WORK INSTRUCTIONS:
Extract each line of the data and write it out again exactly.

RECORDS FOR THIS EXERCISE:
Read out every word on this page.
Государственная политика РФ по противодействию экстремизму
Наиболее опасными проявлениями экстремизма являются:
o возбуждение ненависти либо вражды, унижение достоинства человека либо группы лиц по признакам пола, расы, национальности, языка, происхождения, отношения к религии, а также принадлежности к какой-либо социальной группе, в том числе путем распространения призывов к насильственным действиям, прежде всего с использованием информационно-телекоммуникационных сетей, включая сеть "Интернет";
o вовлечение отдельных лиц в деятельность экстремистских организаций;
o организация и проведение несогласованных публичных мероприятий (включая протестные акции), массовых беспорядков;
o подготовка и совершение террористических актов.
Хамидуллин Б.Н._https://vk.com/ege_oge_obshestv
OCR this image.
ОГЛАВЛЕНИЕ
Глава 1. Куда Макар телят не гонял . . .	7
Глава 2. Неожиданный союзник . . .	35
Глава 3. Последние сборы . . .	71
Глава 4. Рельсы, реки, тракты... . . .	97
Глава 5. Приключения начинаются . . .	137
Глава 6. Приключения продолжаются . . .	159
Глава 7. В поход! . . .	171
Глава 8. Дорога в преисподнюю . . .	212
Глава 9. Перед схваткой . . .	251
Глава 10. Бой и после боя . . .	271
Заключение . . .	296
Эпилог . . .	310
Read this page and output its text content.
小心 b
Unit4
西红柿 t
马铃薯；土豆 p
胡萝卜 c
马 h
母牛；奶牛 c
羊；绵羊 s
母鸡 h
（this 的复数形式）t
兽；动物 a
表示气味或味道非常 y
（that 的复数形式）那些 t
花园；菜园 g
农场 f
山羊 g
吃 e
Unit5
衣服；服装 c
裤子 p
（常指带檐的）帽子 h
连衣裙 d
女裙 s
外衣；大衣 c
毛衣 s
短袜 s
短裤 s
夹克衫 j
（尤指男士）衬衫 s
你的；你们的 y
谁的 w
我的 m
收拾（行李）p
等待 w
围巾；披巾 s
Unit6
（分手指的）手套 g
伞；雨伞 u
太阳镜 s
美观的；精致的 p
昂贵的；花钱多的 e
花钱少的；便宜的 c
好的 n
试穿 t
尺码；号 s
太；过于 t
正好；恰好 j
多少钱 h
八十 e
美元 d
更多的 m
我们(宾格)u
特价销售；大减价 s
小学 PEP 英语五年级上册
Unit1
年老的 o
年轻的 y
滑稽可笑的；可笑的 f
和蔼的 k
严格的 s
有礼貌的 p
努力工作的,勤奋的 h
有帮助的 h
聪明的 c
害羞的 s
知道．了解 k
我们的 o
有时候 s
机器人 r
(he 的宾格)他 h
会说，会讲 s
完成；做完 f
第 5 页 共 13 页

ANSWER TO THIS TASK:
Read out every word on this page.
Государственная политика РФ по противодействию экстремизму
Наиболее опасными проявлениями экстремизма являются:
o возбуждение ненависти либо вражды, унижение достоинства человека либо группы лиц по признакам пола, расы, национальности, языка, происхождения, отношения к религии, а также принадлежности к какой-либо социальной группе, в том числе путем распространения призывов к насильственным действиям, прежде всего с использованием информационно-телекоммуникационных сетей, включая сеть "Интернет";
o вовлечение отдельных лиц в деятельность экстремистских организаций;
o организация и проведение несогласованных публичных мероприятий (включая протестные акции), массовых беспорядков;
o подготовка и совершение террористических актов.
Хамидуллин Б.Н._https://vk.com/ege_oge_obshestv
OCR this image.
ОГЛАВЛЕНИЕ
Глава 1. Куда Макар телят не гонял . . .	7
Глава 2. Неожиданный союзник . . .	35
Глава 3. Последние сборы . . .	71
Глава 4. Рельсы, реки, тракты... . . .	97
Глава 5. Приключения начинаются . . .	137
Глава 6. Приключения продолжаются . . .	159
Глава 7. В поход! . . .	171
Глава 8. Дорога в преисподнюю . . .	212
Глава 9. Перед схваткой . . .	251
Глава 10. Бой и после боя . . .	271
Заключение . . .	296
Эпилог . . .	310
Read this page and output its text content.
小心 b
Unit4
西红柿 t
马铃薯；土豆 p
胡萝卜 c
马 h
母牛；奶牛 c
羊；绵羊 s
母鸡 h
（this 的复数形式）t
兽；动物 a
表示气味或味道非常 y
（that 的复数形式）那些 t
花园；菜园 g
农场 f
山羊 g
吃 e
Unit5
衣服；服装 c
裤子 p
（常指带檐的）帽子 h
连衣裙 d
女裙 s
外衣；大衣 c
毛衣 s
短袜 s
短裤 s
夹克衫 j
（尤指男士）衬衫 s
你的；你们的 y
谁的 w
我的 m
收拾（行李）p
等待 w
围巾；披巾 s
Unit6
（分手指的）手套 g
伞；雨伞 u
太阳镜 s
美观的；精致的 p
昂贵的；花钱多的 e
花钱少的；便宜的 c
好的 n
试穿 t
尺码；号 s
太；过于 t
正好；恰好 j
多少钱 h
八十 e
美元 d
更多的 m
我们(宾格)u
特价销售；大减价 s
小学 PEP 英语五年级上册
Unit1
年老的 o
年轻的 y
滑稽可笑的；可笑的 f
和蔼的 k
严格的 s
有礼貌的 p
努力工作的,勤奋的 h
有帮助的 h
聪明的 c
害羞的 s
知道．了解 k
我们的 o
有时候 s
机器人 r
(he 的宾格)他 h
会说，会讲 s
完成；做完 f
第 5 页 共 13 页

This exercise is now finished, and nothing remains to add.